(Dataset records)
• • • •

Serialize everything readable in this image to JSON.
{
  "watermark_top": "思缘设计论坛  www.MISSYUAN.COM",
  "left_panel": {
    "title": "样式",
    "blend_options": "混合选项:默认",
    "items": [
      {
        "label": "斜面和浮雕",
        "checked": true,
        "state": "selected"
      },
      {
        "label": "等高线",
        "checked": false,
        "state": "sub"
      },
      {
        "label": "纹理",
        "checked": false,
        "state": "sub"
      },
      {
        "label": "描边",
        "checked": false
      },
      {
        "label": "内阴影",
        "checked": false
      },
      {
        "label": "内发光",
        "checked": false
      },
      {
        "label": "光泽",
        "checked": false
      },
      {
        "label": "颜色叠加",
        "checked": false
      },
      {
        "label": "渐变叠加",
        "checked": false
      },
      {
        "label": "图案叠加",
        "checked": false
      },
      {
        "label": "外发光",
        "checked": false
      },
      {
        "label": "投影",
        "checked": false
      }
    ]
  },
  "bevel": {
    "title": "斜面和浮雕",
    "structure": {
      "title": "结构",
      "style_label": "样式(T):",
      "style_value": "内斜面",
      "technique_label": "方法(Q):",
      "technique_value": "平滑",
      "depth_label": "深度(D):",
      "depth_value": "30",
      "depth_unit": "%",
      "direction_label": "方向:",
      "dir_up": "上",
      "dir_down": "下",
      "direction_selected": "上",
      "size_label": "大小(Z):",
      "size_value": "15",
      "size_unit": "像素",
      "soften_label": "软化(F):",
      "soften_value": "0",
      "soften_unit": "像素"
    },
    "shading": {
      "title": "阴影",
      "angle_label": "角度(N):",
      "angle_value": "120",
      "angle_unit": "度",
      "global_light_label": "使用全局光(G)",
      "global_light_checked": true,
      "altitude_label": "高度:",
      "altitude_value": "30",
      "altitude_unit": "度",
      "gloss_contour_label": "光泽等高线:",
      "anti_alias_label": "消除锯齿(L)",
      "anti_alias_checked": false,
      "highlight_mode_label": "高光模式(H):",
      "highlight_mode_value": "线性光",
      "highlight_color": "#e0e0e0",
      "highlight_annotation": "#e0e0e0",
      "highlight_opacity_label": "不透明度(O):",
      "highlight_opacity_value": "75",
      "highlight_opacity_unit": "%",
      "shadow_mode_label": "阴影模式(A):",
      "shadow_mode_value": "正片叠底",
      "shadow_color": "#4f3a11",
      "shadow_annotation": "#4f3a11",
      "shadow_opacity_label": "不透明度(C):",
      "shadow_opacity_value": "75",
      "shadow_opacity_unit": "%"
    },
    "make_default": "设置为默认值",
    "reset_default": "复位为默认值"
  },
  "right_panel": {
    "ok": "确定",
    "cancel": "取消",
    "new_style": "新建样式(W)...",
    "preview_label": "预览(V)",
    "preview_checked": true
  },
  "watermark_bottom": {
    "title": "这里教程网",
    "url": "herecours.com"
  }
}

• • • •

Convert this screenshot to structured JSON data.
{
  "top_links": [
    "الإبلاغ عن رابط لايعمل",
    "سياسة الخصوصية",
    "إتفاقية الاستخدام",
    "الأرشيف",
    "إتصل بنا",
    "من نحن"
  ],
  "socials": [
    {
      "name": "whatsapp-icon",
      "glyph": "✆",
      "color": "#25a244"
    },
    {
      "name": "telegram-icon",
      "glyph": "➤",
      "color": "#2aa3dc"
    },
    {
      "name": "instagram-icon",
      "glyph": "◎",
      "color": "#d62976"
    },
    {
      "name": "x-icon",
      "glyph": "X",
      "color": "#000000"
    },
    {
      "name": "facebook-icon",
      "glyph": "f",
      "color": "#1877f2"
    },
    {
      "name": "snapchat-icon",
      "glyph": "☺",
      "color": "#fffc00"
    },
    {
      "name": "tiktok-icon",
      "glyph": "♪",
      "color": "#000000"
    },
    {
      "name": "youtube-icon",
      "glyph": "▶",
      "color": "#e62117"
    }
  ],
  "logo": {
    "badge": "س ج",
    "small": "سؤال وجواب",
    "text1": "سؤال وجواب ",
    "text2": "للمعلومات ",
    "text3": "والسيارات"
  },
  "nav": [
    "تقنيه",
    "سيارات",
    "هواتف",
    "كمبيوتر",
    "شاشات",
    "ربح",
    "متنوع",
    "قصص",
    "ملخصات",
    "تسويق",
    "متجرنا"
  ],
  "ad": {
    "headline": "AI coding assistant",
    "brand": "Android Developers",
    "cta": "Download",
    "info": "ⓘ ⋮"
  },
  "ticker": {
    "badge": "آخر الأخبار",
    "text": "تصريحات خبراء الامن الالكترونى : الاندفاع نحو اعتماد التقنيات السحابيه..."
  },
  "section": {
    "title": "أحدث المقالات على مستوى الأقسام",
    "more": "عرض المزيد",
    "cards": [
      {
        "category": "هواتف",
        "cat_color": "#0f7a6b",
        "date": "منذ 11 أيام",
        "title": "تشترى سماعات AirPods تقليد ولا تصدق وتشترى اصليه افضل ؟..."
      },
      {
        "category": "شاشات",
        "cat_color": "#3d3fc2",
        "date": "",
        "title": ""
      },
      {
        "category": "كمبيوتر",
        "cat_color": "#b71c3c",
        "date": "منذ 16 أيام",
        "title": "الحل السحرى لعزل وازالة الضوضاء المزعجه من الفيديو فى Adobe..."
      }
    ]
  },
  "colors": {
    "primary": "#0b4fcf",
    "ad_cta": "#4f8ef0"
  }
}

• • • •

Report how many lines contain "name". Give nothing but the number.

## Written solution
8